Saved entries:
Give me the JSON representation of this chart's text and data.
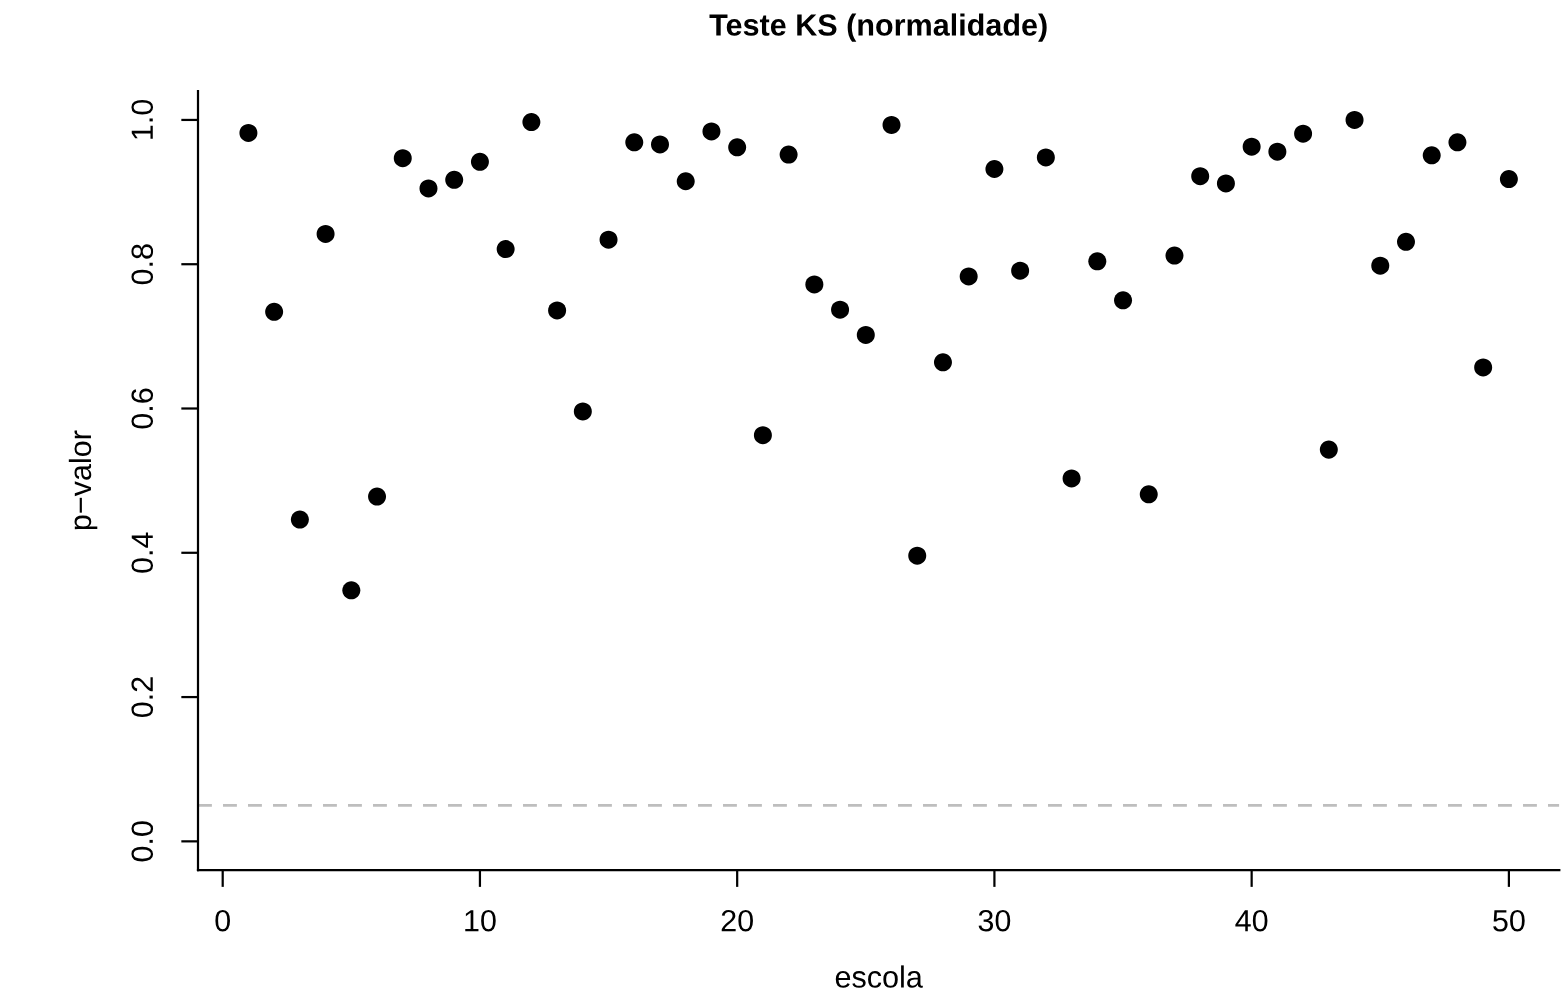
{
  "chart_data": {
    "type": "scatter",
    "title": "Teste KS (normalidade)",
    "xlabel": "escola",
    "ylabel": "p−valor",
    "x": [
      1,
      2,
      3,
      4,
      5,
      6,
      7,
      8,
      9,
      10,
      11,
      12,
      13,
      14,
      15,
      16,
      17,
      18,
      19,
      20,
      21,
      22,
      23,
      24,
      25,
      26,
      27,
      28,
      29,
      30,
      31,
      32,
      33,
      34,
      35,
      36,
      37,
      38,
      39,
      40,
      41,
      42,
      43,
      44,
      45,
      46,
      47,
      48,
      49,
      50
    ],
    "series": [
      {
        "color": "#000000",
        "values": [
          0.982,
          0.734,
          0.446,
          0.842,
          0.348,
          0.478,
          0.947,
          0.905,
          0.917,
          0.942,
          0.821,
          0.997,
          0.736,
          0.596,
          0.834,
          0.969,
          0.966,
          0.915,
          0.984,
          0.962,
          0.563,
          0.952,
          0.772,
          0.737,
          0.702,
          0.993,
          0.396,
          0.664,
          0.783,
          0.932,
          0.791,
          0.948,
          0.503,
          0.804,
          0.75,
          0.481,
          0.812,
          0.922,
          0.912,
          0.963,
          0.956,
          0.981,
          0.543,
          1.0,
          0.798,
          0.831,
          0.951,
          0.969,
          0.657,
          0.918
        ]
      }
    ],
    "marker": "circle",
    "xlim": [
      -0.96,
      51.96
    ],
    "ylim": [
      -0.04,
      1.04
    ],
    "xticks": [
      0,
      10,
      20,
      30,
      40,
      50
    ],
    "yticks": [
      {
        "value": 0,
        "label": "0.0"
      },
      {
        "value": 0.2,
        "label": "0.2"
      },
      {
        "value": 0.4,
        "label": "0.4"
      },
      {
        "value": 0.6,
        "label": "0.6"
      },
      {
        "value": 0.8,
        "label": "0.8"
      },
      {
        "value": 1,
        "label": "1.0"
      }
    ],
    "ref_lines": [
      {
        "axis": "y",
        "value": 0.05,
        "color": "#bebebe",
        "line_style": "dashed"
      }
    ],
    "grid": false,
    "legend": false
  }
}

§ WHAT THE EXERCISE ASKS
Give back the entries verbatim. Do not include any picture.

§ ANSWER FOR THE TASK
Give me the JSON representation of this chart's text and data.
{
  "chart_data": {
    "type": "scatter",
    "title": "Teste KS (normalidade)",
    "xlabel": "escola",
    "ylabel": "p−valor",
    "x": [
      1,
      2,
      3,
      4,
      5,
      6,
      7,
      8,
      9,
      10,
      11,
      12,
      13,
      14,
      15,
      16,
      17,
      18,
      19,
      20,
      21,
      22,
      23,
      24,
      25,
      26,
      27,
      28,
      29,
      30,
      31,
      32,
      33,
      34,
      35,
      36,
      37,
      38,
      39,
      40,
      41,
      42,
      43,
      44,
      45,
      46,
      47,
      48,
      49,
      50
    ],
    "series": [
      {
        "color": "#000000",
        "values": [
          0.982,
          0.734,
          0.446,
          0.842,
          0.348,
          0.478,
          0.947,
          0.905,
          0.917,
          0.942,
          0.821,
          0.997,
          0.736,
          0.596,
          0.834,
          0.969,
          0.966,
          0.915,
          0.984,
          0.962,
          0.563,
          0.952,
          0.772,
          0.737,
          0.702,
          0.993,
          0.396,
          0.664,
          0.783,
          0.932,
          0.791,
          0.948,
          0.503,
          0.804,
          0.75,
          0.481,
          0.812,
          0.922,
          0.912,
          0.963,
          0.956,
          0.981,
          0.543,
          1.0,
          0.798,
          0.831,
          0.951,
          0.969,
          0.657,
          0.918
        ]
      }
    ],
    "marker": "circle",
    "xlim": [
      -0.96,
      51.96
    ],
    "ylim": [
      -0.04,
      1.04
    ],
    "xticks": [
      0,
      10,
      20,
      30,
      40,
      50
    ],
    "yticks": [
      {
        "value": 0,
        "label": "0.0"
      },
      {
        "value": 0.2,
        "label": "0.2"
      },
      {
        "value": 0.4,
        "label": "0.4"
      },
      {
        "value": 0.6,
        "label": "0.6"
      },
      {
        "value": 0.8,
        "label": "0.8"
      },
      {
        "value": 1,
        "label": "1.0"
      }
    ],
    "ref_lines": [
      {
        "axis": "y",
        "value": 0.05,
        "color": "#bebebe",
        "line_style": "dashed"
      }
    ],
    "grid": false,
    "legend": false
  }
}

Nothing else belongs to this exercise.